- _PROVIDED DATA_

##########

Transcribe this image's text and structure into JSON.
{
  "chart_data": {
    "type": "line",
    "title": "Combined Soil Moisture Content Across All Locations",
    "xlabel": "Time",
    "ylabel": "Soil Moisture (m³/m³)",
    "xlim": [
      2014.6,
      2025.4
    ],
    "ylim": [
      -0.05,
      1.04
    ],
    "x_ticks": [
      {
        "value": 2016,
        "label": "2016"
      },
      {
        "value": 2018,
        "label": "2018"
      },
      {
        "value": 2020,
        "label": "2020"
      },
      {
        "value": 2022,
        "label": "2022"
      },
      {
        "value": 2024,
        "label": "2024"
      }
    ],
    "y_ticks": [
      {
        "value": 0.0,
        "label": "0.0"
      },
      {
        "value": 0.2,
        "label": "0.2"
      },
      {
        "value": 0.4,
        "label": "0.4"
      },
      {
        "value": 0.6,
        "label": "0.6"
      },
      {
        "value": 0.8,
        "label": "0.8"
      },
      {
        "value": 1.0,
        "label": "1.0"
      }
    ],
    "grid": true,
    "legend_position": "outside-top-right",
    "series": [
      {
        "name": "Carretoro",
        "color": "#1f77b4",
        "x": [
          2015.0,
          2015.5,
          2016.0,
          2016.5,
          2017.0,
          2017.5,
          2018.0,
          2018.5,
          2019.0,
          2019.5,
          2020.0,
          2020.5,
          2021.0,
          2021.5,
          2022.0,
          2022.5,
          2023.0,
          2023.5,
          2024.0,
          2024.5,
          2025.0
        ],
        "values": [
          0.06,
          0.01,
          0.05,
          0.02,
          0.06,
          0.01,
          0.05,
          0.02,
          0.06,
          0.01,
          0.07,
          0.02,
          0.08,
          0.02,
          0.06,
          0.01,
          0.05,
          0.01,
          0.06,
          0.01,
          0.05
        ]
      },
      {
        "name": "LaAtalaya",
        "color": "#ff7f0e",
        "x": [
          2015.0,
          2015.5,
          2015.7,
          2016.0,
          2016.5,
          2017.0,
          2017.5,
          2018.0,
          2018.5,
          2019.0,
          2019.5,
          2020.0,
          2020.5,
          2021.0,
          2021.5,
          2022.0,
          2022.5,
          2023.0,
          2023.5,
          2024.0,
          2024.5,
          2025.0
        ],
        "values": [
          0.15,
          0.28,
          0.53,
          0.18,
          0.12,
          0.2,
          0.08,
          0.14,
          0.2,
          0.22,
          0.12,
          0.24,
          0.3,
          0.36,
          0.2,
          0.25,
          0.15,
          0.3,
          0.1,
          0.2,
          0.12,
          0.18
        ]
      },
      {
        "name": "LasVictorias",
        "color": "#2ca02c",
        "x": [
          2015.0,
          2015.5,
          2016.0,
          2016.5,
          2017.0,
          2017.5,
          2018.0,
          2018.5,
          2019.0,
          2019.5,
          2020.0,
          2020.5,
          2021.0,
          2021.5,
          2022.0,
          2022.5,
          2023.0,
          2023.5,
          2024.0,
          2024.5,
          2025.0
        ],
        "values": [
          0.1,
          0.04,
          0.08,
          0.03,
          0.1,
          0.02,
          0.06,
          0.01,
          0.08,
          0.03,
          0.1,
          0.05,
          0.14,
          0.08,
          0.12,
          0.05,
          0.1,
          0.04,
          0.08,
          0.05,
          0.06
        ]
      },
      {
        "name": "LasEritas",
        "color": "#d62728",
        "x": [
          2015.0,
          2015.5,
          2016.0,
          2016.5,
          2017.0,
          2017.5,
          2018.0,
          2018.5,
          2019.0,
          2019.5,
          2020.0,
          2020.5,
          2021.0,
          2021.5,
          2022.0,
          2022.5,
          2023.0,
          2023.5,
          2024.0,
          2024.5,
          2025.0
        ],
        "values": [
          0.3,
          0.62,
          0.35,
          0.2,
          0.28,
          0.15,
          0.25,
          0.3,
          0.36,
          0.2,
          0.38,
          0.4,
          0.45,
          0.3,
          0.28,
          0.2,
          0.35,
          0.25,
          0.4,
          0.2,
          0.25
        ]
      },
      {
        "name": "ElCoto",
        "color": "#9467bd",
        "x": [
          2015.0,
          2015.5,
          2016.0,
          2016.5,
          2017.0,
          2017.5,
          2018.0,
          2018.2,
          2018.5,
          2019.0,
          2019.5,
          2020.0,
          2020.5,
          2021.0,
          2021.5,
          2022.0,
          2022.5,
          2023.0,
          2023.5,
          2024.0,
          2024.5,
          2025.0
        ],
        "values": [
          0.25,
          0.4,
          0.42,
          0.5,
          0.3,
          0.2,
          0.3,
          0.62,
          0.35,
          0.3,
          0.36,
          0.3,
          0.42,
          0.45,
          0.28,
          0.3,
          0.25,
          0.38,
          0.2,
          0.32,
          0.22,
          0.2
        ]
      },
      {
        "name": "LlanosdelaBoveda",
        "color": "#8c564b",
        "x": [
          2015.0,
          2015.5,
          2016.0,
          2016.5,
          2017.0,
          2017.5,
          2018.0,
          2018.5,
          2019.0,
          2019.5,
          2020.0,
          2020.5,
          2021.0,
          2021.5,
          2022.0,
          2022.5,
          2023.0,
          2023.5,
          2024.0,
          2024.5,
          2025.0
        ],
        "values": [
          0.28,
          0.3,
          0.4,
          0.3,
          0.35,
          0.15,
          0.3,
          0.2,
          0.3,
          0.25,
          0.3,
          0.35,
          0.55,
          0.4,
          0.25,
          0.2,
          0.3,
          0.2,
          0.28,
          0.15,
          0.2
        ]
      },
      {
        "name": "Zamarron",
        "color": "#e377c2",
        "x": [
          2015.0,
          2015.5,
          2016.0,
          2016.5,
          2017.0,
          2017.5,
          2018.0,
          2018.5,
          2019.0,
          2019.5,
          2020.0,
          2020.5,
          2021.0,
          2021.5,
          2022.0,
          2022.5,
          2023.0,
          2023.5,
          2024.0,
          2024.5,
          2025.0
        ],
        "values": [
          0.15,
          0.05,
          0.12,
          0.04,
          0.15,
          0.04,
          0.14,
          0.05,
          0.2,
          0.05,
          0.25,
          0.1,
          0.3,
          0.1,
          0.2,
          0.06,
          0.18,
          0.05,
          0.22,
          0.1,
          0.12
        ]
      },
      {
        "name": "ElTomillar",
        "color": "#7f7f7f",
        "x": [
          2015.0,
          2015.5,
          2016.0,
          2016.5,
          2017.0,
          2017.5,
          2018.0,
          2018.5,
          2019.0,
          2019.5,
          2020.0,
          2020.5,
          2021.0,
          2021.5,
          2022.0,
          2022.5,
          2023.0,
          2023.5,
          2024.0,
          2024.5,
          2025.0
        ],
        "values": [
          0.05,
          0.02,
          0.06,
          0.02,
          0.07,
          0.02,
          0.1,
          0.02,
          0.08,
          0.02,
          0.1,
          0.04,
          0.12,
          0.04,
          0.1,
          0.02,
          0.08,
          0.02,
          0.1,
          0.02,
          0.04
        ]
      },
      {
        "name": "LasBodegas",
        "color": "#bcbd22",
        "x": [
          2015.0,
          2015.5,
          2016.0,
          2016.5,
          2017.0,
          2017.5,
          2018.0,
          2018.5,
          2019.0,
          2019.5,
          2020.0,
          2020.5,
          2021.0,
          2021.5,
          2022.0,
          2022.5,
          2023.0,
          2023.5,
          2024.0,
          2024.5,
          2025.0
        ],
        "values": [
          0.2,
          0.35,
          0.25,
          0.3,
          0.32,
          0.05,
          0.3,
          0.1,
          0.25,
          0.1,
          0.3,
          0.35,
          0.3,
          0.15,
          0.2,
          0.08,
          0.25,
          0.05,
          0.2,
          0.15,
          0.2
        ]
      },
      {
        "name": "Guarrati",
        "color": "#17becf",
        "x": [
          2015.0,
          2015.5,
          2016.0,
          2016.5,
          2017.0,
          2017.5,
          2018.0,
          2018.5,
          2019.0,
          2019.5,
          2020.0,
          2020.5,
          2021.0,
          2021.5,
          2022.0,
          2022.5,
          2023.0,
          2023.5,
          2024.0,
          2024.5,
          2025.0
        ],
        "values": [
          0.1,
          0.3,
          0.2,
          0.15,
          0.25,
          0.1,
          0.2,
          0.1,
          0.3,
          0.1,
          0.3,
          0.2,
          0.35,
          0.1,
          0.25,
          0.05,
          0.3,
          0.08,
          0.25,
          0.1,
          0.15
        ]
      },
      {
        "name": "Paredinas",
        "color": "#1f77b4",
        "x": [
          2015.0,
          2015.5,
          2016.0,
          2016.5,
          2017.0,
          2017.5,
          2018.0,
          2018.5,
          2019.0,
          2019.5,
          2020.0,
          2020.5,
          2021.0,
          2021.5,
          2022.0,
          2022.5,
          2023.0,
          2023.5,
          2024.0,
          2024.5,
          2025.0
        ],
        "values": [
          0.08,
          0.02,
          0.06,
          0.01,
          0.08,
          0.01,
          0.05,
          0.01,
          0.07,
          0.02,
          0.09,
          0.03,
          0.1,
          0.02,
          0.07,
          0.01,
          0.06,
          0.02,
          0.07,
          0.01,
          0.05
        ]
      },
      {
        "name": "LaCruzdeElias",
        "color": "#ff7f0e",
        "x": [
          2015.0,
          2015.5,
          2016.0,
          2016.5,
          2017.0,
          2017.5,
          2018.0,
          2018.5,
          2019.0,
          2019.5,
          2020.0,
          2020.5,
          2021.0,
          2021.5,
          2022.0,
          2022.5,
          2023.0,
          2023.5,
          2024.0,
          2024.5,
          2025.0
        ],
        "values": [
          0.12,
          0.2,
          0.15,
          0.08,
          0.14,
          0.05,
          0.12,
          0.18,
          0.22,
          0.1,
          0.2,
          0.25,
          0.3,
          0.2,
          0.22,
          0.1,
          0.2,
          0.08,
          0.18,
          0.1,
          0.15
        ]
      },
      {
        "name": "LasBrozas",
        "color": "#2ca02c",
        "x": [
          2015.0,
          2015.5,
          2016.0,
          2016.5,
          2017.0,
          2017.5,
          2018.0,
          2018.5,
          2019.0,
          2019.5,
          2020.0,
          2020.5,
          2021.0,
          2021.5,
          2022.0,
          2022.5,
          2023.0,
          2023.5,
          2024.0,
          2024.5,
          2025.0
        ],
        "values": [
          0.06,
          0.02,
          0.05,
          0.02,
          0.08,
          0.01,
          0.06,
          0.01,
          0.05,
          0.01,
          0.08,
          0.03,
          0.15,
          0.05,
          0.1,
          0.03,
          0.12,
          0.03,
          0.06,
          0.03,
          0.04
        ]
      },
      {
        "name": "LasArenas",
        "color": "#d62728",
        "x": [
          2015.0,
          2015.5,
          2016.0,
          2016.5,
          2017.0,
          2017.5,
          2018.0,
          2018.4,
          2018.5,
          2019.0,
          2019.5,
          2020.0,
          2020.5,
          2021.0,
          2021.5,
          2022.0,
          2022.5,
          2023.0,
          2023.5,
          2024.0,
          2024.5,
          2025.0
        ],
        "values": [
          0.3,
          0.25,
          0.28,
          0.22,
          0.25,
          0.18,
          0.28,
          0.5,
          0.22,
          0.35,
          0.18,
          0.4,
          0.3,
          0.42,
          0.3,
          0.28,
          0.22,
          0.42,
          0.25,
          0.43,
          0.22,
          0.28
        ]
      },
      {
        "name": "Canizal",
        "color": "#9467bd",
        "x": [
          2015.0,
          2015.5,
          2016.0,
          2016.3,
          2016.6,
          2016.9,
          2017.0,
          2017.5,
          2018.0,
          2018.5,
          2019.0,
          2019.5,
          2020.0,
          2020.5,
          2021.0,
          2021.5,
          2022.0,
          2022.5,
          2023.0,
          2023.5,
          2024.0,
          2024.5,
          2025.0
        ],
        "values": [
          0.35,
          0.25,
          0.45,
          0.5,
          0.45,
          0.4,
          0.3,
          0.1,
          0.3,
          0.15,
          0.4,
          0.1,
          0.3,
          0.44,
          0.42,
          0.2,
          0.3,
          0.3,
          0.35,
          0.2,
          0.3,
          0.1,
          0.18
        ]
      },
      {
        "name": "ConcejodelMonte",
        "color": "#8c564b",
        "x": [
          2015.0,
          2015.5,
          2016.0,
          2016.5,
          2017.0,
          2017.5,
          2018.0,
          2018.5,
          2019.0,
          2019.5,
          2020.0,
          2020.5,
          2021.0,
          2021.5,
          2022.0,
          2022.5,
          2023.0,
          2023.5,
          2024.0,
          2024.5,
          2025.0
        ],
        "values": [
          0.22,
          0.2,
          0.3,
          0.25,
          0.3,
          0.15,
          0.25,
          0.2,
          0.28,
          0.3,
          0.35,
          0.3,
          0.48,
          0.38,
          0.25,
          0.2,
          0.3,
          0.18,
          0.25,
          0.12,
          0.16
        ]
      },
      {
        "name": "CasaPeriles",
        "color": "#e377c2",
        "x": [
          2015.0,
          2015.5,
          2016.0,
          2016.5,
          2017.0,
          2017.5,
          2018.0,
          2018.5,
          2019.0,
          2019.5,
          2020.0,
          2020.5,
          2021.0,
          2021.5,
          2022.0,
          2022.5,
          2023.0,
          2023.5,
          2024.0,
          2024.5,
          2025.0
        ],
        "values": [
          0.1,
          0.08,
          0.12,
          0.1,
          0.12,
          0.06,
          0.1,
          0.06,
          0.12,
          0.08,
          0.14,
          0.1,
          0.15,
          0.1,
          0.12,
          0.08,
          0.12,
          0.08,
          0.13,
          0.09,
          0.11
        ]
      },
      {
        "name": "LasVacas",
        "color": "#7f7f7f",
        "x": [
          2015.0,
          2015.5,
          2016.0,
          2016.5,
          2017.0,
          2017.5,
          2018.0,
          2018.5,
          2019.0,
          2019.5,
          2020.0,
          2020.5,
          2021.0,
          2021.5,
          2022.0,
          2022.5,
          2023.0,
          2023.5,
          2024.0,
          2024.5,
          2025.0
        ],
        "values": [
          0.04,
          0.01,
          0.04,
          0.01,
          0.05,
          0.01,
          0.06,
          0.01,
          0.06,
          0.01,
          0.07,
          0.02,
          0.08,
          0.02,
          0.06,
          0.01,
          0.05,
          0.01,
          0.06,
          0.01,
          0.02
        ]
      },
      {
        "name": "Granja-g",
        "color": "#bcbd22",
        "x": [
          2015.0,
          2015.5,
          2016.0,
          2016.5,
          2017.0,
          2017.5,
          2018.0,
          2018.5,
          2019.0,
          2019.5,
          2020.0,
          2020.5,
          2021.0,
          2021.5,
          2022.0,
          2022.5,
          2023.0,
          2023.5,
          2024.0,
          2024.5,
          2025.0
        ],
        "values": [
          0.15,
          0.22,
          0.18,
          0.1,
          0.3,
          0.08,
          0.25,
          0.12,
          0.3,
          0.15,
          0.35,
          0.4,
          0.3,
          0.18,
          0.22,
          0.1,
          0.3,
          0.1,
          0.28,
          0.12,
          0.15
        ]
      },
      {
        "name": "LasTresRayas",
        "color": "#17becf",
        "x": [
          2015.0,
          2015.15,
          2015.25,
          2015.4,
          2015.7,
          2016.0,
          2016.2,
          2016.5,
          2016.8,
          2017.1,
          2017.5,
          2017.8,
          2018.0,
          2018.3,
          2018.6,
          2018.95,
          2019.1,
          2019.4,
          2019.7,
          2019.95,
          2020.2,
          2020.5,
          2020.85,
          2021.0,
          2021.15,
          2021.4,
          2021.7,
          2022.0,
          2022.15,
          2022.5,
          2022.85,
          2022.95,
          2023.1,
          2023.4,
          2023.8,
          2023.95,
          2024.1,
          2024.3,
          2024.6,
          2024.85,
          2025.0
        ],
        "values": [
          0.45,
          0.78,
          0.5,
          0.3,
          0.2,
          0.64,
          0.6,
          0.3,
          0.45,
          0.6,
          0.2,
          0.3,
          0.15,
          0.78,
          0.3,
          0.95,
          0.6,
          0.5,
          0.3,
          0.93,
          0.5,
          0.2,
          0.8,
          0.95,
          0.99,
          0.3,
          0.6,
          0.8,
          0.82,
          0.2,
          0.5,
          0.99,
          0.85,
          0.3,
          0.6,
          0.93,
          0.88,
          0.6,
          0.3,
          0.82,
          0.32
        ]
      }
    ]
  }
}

##########

- _EXERCISE_
Pick each line holding the word "Moisture" out of the listing.

- _RESULT OF THE EXERCISE_
    "title": "Combined Soil Moisture Content Across All Locations",
    "ylabel": "Soil Moisture (m³/m³)",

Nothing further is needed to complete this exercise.